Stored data
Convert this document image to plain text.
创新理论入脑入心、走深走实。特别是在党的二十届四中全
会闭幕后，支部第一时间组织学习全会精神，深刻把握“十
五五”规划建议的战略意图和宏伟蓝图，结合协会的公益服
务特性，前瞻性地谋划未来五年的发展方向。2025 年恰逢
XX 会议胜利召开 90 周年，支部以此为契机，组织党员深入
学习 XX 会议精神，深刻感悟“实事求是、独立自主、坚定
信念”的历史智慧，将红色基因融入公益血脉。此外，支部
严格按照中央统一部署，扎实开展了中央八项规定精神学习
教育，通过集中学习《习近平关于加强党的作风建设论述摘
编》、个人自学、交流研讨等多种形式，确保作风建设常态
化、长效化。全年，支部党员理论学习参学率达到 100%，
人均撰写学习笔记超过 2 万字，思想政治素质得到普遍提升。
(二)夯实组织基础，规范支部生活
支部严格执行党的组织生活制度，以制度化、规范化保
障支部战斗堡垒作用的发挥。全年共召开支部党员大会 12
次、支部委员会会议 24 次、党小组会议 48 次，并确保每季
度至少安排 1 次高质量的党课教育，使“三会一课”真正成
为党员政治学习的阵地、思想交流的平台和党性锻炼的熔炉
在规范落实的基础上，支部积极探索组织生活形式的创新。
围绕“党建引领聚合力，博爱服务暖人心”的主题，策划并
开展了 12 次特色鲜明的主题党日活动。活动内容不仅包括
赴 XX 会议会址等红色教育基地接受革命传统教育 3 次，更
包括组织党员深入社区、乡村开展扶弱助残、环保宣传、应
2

- **What you need to do**
Quote each line above in full, word for word.

- **Output for this task**
Convert this document image to plain text.
创新理论入脑入心、走深走实。特别是在党的二十届四中全
会闭幕后，支部第一时间组织学习全会精神，深刻把握“十
五五”规划建议的战略意图和宏伟蓝图，结合协会的公益服
务特性，前瞻性地谋划未来五年的发展方向。2025 年恰逢
XX 会议胜利召开 90 周年，支部以此为契机，组织党员深入
学习 XX 会议精神，深刻感悟“实事求是、独立自主、坚定
信念”的历史智慧，将红色基因融入公益血脉。此外，支部
严格按照中央统一部署，扎实开展了中央八项规定精神学习
教育，通过集中学习《习近平关于加强党的作风建设论述摘
编》、个人自学、交流研讨等多种形式，确保作风建设常态
化、长效化。全年，支部党员理论学习参学率达到 100%，
人均撰写学习笔记超过 2 万字，思想政治素质得到普遍提升。
(二)夯实组织基础，规范支部生活
支部严格执行党的组织生活制度，以制度化、规范化保
障支部战斗堡垒作用的发挥。全年共召开支部党员大会 12
次、支部委员会会议 24 次、党小组会议 48 次，并确保每季
度至少安排 1 次高质量的党课教育，使“三会一课”真正成
为党员政治学习的阵地、思想交流的平台和党性锻炼的熔炉
在规范落实的基础上，支部积极探索组织生活形式的创新。
围绕“党建引领聚合力，博爱服务暖人心”的主题，策划并
开展了 12 次特色鲜明的主题党日活动。活动内容不仅包括
赴 XX 会议会址等红色教育基地接受革命传统教育 3 次，更
包括组织党员深入社区、乡村开展扶弱助残、环保宣传、应
2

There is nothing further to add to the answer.